- _Directions_
Please find all lines in the data that hold the string "продолжительность" and copy them.
┏━━
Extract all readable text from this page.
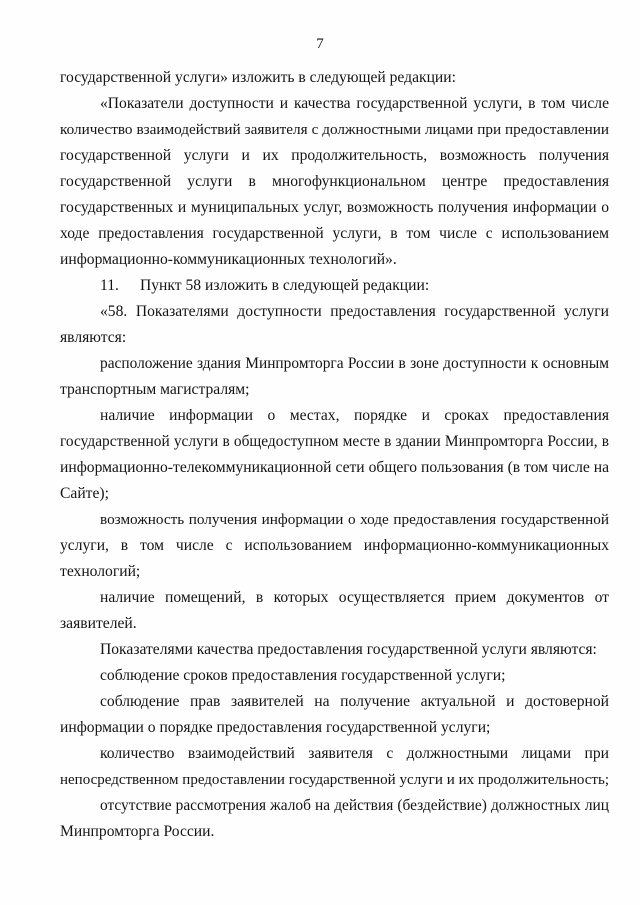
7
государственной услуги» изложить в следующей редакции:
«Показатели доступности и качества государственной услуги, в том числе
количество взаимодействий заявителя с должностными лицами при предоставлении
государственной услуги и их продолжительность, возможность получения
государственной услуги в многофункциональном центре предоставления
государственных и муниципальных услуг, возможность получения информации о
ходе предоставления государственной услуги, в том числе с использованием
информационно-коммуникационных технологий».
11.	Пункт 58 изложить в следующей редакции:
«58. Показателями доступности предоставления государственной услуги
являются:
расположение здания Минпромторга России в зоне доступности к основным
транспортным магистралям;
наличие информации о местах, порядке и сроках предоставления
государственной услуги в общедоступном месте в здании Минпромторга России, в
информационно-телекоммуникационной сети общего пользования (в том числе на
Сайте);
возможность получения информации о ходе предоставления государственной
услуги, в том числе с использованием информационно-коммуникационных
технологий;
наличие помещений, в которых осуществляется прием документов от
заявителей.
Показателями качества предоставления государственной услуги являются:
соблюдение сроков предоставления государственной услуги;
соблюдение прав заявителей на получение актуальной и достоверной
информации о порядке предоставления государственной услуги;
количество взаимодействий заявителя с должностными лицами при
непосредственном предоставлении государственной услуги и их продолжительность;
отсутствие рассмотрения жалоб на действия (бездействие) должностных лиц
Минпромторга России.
┗━━
┏━━
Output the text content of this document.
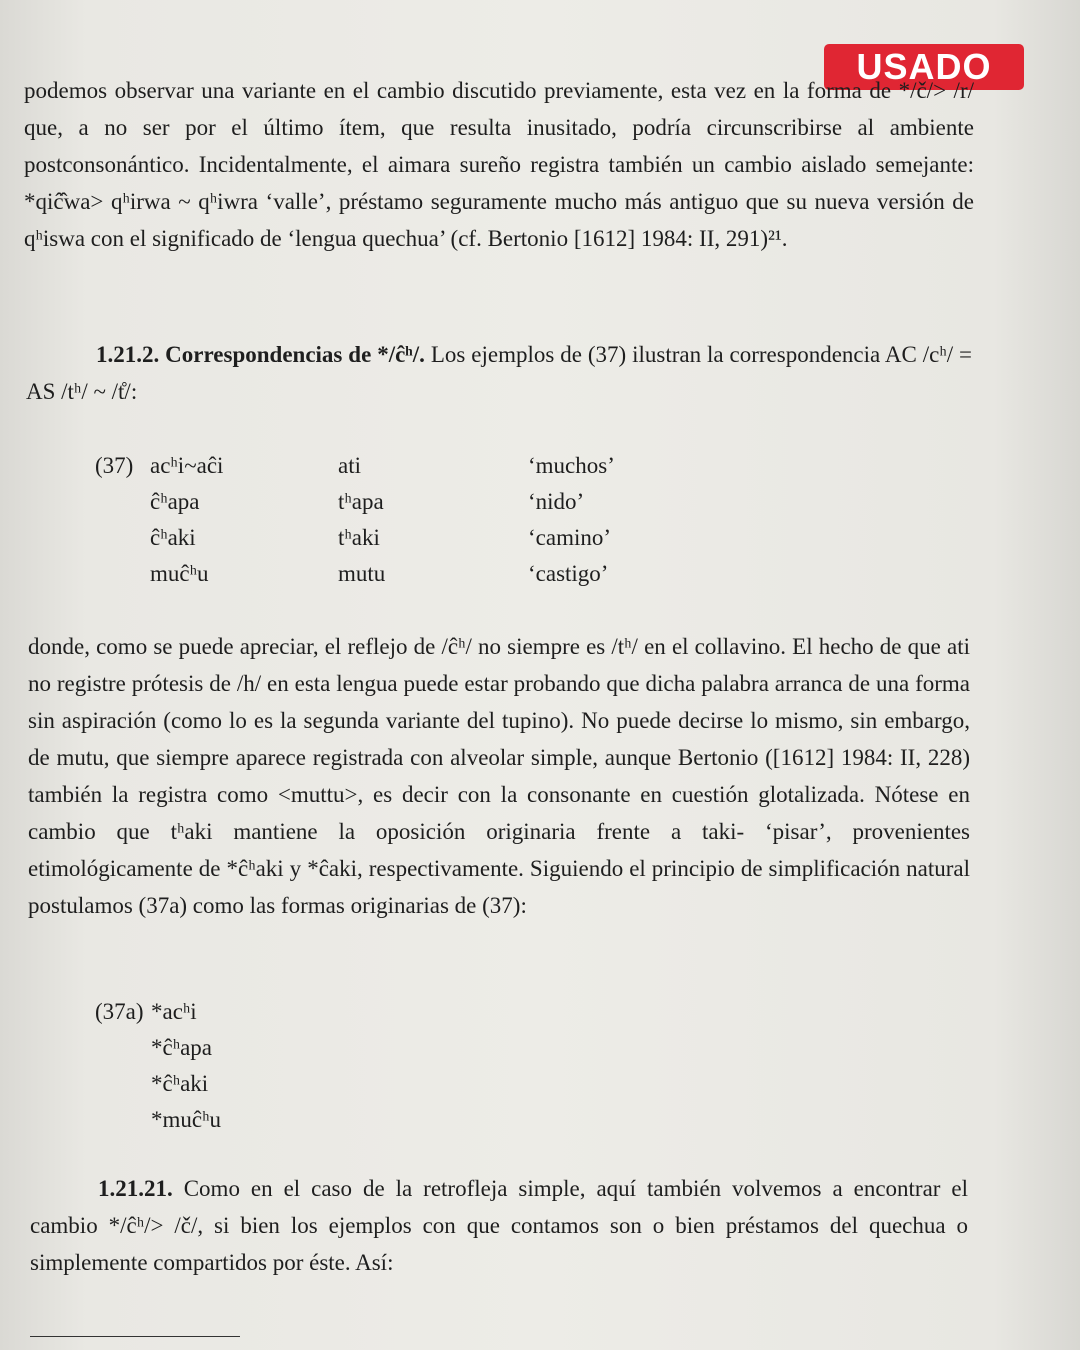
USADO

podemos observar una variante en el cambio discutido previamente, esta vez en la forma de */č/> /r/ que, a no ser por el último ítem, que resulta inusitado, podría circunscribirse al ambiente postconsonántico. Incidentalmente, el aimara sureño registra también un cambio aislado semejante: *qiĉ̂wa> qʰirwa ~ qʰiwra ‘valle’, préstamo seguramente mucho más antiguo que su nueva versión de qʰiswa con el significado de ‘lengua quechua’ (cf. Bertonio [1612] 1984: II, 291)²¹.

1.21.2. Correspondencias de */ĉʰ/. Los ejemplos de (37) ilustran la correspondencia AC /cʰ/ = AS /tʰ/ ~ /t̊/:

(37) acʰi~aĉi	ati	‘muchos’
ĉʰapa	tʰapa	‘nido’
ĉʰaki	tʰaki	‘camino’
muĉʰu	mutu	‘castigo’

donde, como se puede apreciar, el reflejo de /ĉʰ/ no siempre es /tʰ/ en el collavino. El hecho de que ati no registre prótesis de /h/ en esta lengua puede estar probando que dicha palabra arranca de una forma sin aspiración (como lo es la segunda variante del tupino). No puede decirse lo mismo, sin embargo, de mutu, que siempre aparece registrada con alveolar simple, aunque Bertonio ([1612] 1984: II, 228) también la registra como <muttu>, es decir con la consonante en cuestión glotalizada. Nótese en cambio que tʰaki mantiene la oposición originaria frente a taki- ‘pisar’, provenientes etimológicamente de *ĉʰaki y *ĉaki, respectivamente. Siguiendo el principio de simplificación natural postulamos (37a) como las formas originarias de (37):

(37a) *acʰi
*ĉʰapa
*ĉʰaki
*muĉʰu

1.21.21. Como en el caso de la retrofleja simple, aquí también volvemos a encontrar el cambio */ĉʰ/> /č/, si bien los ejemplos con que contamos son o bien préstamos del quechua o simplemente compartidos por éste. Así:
┗━━
- _Output below_
государственной услуги и их продолжительность, возможность получения
непосредственном предоставлении государственной услуги и их продолжительность;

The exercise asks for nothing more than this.